- _PROBLEM DETAILS_
Each record needs to be echoed exactly; can you do that?

Start of ENTRIES SUPPLIED

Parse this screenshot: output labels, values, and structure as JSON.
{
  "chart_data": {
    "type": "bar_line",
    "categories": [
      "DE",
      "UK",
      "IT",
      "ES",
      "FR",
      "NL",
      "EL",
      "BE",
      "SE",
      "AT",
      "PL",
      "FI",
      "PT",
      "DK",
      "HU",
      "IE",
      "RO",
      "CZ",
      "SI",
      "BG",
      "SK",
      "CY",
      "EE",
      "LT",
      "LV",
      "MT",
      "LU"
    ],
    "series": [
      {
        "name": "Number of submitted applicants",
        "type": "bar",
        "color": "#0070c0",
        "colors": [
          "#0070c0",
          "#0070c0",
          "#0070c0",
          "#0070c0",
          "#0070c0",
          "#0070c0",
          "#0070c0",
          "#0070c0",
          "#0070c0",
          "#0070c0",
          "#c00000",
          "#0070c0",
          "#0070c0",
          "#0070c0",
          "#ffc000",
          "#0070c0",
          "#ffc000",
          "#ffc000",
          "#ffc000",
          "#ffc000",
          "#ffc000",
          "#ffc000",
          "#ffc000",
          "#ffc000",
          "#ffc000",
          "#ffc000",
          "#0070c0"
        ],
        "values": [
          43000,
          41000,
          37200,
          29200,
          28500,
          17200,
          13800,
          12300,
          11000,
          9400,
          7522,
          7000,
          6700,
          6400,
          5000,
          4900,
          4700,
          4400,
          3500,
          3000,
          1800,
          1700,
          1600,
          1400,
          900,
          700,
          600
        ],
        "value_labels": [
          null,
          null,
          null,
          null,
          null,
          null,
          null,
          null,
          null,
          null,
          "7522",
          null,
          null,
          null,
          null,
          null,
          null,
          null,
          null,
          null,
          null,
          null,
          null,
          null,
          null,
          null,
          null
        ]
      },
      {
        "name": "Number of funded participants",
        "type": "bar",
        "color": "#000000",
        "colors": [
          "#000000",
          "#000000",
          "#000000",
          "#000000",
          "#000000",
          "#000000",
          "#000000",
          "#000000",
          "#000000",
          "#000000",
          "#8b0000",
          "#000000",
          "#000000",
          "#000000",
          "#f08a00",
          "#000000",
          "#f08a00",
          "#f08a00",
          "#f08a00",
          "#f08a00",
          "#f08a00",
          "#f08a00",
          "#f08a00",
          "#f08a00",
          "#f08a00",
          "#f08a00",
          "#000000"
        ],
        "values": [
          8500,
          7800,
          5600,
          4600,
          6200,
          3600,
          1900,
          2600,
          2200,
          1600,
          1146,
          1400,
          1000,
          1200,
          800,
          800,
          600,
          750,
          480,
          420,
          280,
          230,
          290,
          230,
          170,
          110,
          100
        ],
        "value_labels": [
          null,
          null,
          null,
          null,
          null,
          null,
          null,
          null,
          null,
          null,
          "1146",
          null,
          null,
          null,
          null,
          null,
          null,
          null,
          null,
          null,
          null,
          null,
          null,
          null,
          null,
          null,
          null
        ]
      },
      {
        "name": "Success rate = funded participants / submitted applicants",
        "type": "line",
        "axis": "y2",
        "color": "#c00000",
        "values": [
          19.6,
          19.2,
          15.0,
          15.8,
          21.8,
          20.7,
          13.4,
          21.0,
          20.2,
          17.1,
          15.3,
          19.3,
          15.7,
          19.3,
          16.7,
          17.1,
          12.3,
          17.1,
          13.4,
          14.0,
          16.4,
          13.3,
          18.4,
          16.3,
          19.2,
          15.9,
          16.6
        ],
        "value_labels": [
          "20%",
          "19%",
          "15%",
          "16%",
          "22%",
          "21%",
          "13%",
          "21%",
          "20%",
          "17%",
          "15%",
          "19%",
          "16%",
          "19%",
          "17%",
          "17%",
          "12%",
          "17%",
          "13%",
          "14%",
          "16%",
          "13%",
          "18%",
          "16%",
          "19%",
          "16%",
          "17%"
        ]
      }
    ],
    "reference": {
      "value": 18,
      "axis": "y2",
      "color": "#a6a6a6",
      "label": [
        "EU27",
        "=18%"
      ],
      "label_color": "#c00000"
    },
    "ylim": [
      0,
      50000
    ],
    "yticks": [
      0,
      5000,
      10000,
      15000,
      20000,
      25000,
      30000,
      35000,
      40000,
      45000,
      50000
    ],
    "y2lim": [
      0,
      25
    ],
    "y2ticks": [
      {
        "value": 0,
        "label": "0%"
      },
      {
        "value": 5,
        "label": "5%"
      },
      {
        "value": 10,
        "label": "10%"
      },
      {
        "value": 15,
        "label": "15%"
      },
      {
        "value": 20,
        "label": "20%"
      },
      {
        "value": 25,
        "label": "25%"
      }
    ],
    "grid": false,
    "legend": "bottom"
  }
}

End of ENTRIES SUPPLIED

- _THE COMPLETED TASK_
Parse this screenshot: output labels, values, and structure as JSON.
{
  "chart_data": {
    "type": "bar_line",
    "categories": [
      "DE",
      "UK",
      "IT",
      "ES",
      "FR",
      "NL",
      "EL",
      "BE",
      "SE",
      "AT",
      "PL",
      "FI",
      "PT",
      "DK",
      "HU",
      "IE",
      "RO",
      "CZ",
      "SI",
      "BG",
      "SK",
      "CY",
      "EE",
      "LT",
      "LV",
      "MT",
      "LU"
    ],
    "series": [
      {
        "name": "Number of submitted applicants",
        "type": "bar",
        "color": "#0070c0",
        "colors": [
          "#0070c0",
          "#0070c0",
          "#0070c0",
          "#0070c0",
          "#0070c0",
          "#0070c0",
          "#0070c0",
          "#0070c0",
          "#0070c0",
          "#0070c0",
          "#c00000",
          "#0070c0",
          "#0070c0",
          "#0070c0",
          "#ffc000",
          "#0070c0",
          "#ffc000",
          "#ffc000",
          "#ffc000",
          "#ffc000",
          "#ffc000",
          "#ffc000",
          "#ffc000",
          "#ffc000",
          "#ffc000",
          "#ffc000",
          "#0070c0"
        ],
        "values": [
          43000,
          41000,
          37200,
          29200,
          28500,
          17200,
          13800,
          12300,
          11000,
          9400,
          7522,
          7000,
          6700,
          6400,
          5000,
          4900,
          4700,
          4400,
          3500,
          3000,
          1800,
          1700,
          1600,
          1400,
          900,
          700,
          600
        ],
        "value_labels": [
          null,
          null,
          null,
          null,
          null,
          null,
          null,
          null,
          null,
          null,
          "7522",
          null,
          null,
          null,
          null,
          null,
          null,
          null,
          null,
          null,
          null,
          null,
          null,
          null,
          null,
          null,
          null
        ]
      },
      {
        "name": "Number of funded participants",
        "type": "bar",
        "color": "#000000",
        "colors": [
          "#000000",
          "#000000",
          "#000000",
          "#000000",
          "#000000",
          "#000000",
          "#000000",
          "#000000",
          "#000000",
          "#000000",
          "#8b0000",
          "#000000",
          "#000000",
          "#000000",
          "#f08a00",
          "#000000",
          "#f08a00",
          "#f08a00",
          "#f08a00",
          "#f08a00",
          "#f08a00",
          "#f08a00",
          "#f08a00",
          "#f08a00",
          "#f08a00",
          "#f08a00",
          "#000000"
        ],
        "values": [
          8500,
          7800,
          5600,
          4600,
          6200,
          3600,
          1900,
          2600,
          2200,
          1600,
          1146,
          1400,
          1000,
          1200,
          800,
          800,
          600,
          750,
          480,
          420,
          280,
          230,
          290,
          230,
          170,
          110,
          100
        ],
        "value_labels": [
          null,
          null,
          null,
          null,
          null,
          null,
          null,
          null,
          null,
          null,
          "1146",
          null,
          null,
          null,
          null,
          null,
          null,
          null,
          null,
          null,
          null,
          null,
          null,
          null,
          null,
          null,
          null
        ]
      },
      {
        "name": "Success rate = funded participants / submitted applicants",
        "type": "line",
        "axis": "y2",
        "color": "#c00000",
        "values": [
          19.6,
          19.2,
          15.0,
          15.8,
          21.8,
          20.7,
          13.4,
          21.0,
          20.2,
          17.1,
          15.3,
          19.3,
          15.7,
          19.3,
          16.7,
          17.1,
          12.3,
          17.1,
          13.4,
          14.0,
          16.4,
          13.3,
          18.4,
          16.3,
          19.2,
          15.9,
          16.6
        ],
        "value_labels": [
          "20%",
          "19%",
          "15%",
          "16%",
          "22%",
          "21%",
          "13%",
          "21%",
          "20%",
          "17%",
          "15%",
          "19%",
          "16%",
          "19%",
          "17%",
          "17%",
          "12%",
          "17%",
          "13%",
          "14%",
          "16%",
          "13%",
          "18%",
          "16%",
          "19%",
          "16%",
          "17%"
        ]
      }
    ],
    "reference": {
      "value": 18,
      "axis": "y2",
      "color": "#a6a6a6",
      "label": [
        "EU27",
        "=18%"
      ],
      "label_color": "#c00000"
    },
    "ylim": [
      0,
      50000
    ],
    "yticks": [
      0,
      5000,
      10000,
      15000,
      20000,
      25000,
      30000,
      35000,
      40000,
      45000,
      50000
    ],
    "y2lim": [
      0,
      25
    ],
    "y2ticks": [
      {
        "value": 0,
        "label": "0%"
      },
      {
        "value": 5,
        "label": "5%"
      },
      {
        "value": 10,
        "label": "10%"
      },
      {
        "value": 15,
        "label": "15%"
      },
      {
        "value": 20,
        "label": "20%"
      },
      {
        "value": 25,
        "label": "25%"
      }
    ],
    "grid": false,
    "legend": "bottom"
  }
}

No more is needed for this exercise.